» TASK TO CARRY OUT
Take each line that has the word "this" and return it.

** start RAW RECORDS **

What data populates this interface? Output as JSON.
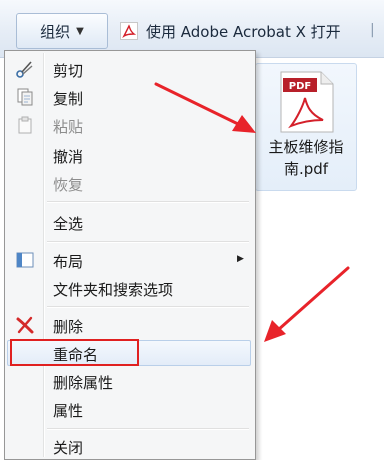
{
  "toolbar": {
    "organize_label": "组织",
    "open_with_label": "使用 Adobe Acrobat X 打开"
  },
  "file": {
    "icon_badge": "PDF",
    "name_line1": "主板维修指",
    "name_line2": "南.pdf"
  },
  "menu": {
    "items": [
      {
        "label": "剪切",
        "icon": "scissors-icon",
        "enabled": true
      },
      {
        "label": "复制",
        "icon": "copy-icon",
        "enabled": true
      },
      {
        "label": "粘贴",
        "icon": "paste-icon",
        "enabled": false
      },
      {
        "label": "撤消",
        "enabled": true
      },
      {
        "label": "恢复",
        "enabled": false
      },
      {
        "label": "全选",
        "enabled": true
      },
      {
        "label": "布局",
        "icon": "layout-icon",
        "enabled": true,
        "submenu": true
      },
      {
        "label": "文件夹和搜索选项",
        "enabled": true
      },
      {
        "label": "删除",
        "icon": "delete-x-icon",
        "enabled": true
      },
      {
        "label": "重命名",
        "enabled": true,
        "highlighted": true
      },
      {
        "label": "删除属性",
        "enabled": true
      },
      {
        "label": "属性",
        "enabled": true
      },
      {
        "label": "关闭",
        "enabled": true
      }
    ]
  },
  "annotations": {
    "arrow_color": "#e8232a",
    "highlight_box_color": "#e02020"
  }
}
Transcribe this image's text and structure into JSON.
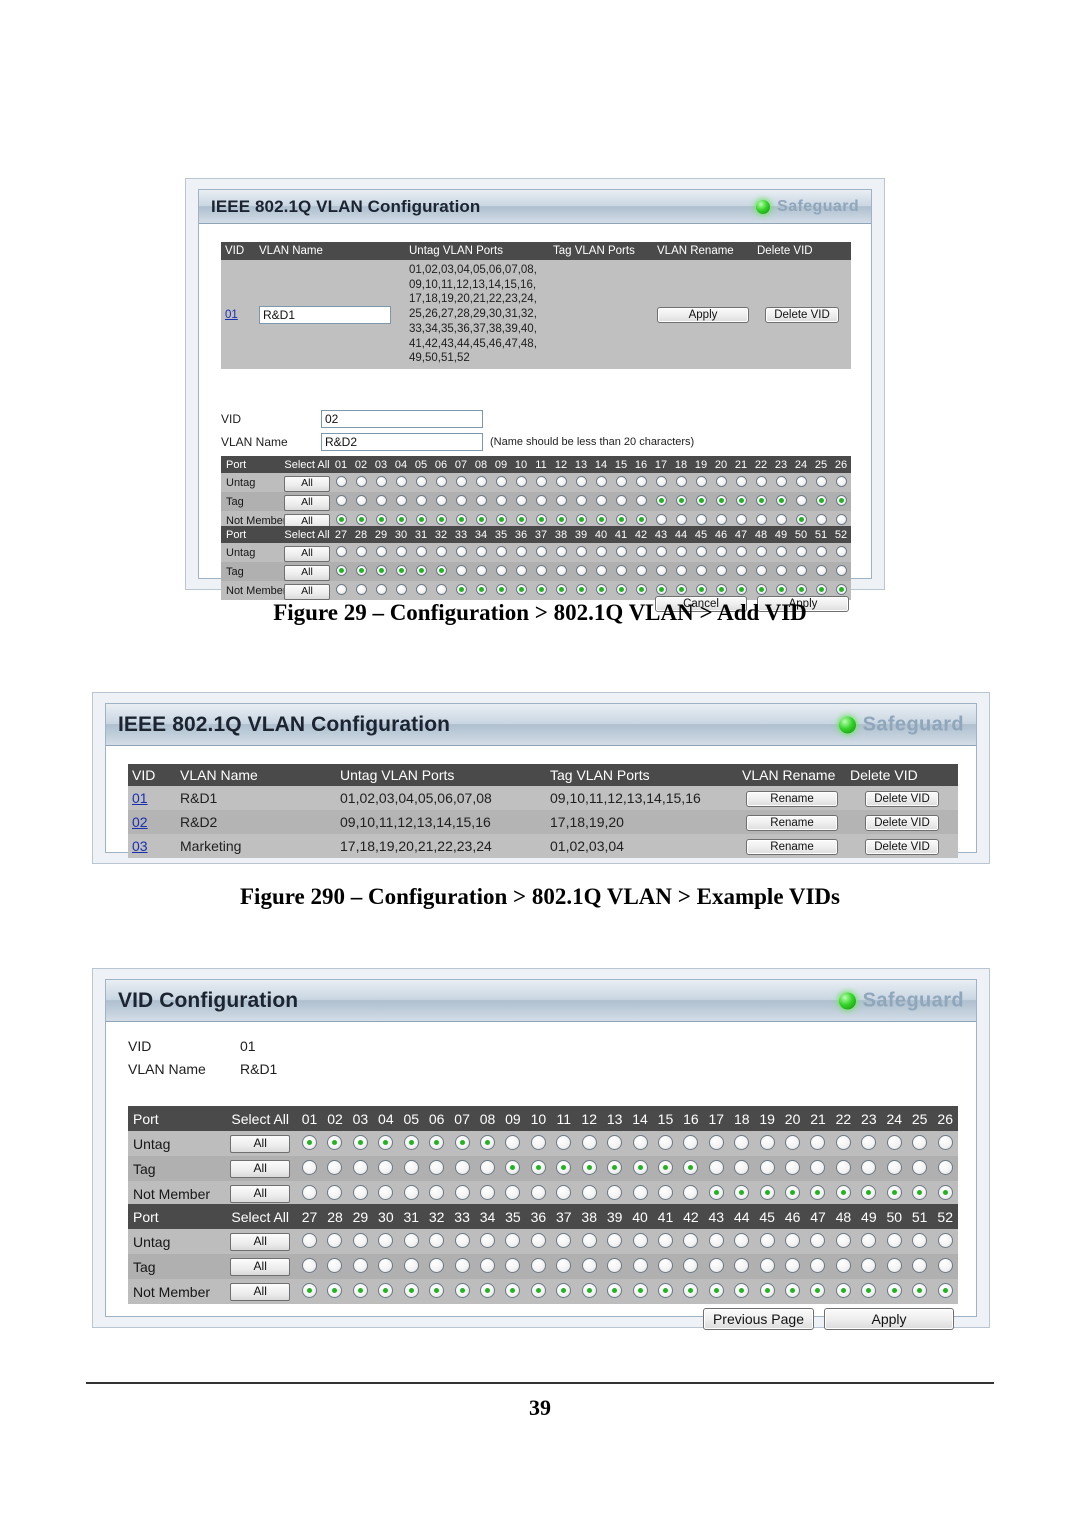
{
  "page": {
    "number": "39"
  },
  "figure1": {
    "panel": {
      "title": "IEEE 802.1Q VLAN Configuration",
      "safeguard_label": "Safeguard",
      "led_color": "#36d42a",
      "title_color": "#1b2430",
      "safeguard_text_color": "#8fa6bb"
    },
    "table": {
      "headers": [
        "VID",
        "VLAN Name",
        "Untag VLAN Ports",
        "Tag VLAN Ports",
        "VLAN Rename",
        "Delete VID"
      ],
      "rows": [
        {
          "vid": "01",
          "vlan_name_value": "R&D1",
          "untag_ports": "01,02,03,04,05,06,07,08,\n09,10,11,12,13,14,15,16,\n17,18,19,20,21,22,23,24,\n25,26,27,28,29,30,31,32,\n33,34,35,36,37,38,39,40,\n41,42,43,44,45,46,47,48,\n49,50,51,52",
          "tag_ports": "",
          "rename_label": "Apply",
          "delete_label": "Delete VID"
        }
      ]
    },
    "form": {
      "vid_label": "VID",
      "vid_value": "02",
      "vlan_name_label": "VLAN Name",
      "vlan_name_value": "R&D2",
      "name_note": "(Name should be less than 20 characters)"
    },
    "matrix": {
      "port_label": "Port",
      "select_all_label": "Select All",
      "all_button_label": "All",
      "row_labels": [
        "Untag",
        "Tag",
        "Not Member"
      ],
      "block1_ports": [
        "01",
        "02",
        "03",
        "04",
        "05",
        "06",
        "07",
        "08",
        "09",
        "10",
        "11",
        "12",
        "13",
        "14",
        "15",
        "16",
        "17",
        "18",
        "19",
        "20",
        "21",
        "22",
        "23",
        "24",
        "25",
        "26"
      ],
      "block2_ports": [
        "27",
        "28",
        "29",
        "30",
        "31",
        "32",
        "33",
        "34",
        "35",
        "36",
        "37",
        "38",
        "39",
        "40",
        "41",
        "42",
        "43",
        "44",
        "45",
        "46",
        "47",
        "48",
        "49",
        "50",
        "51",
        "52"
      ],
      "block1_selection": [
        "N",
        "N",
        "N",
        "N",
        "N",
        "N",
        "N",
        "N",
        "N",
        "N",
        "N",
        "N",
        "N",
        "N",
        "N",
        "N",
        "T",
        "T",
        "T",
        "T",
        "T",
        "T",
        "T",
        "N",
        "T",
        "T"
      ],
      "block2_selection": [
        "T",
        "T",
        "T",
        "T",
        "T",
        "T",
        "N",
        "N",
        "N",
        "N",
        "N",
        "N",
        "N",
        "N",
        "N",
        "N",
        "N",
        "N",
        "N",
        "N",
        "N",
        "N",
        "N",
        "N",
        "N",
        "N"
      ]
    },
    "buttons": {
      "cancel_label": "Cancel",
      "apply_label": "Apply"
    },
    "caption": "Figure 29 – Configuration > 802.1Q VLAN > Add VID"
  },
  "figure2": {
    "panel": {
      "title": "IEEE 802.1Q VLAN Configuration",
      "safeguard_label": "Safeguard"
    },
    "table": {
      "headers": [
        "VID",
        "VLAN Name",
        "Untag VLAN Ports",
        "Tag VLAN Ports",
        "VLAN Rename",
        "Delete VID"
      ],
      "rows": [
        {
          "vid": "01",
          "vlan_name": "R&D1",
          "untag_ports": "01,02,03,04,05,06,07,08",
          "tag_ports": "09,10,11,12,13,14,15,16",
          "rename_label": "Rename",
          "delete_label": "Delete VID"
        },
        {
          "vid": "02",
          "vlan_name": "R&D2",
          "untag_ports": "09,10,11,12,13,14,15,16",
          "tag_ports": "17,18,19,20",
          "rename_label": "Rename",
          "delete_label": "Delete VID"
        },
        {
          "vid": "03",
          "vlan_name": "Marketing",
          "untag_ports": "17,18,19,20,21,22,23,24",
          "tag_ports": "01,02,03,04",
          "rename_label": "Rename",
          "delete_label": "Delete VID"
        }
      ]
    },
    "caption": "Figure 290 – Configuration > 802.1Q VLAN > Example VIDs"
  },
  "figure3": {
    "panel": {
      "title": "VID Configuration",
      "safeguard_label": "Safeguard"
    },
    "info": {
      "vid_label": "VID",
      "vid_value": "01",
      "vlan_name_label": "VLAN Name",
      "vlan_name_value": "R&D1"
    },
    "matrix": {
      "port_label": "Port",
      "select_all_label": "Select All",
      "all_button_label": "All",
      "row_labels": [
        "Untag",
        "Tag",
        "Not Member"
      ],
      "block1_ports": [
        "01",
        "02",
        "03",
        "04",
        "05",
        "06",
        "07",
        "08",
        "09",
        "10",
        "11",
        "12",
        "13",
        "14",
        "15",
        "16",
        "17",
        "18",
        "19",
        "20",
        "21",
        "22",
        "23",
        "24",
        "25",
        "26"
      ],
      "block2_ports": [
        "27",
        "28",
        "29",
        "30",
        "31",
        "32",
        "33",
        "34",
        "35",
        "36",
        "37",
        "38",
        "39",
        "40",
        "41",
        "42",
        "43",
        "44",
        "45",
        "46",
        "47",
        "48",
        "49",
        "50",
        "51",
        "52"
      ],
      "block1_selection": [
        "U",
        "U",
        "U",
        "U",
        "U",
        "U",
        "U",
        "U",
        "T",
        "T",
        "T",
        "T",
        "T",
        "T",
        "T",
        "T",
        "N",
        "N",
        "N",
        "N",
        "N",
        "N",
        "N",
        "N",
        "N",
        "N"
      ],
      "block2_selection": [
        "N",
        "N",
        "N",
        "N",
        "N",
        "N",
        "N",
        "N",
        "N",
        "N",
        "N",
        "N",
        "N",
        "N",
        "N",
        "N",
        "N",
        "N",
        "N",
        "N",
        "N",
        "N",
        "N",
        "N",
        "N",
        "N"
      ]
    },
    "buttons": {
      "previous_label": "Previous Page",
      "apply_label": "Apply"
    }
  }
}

** end RAW RECORDS **
** start RAW RECORDS **

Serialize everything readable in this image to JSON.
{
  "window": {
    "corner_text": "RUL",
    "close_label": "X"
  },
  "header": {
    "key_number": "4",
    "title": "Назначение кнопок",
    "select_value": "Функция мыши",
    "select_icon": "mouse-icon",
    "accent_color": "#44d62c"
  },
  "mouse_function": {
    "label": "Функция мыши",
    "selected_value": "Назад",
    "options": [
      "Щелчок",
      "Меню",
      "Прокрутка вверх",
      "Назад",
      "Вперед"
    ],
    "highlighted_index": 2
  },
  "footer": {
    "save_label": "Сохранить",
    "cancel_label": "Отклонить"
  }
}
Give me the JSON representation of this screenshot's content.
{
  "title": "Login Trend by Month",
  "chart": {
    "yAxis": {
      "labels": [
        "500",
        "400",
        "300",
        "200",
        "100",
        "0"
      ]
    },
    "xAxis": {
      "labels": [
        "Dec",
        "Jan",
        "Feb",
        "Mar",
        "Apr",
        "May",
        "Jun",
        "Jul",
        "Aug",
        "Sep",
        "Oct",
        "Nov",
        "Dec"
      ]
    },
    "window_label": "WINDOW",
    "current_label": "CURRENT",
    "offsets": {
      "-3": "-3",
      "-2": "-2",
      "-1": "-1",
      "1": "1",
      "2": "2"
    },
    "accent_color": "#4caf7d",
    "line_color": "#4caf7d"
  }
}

** end RAW RECORDS **

» RESPONSE
What data populates this interface? Output as JSON.
Transcribe this image's text and structure into JSON.
Serialize everything readable in this image to JSON.
Give me the JSON representation of this screenshot's content.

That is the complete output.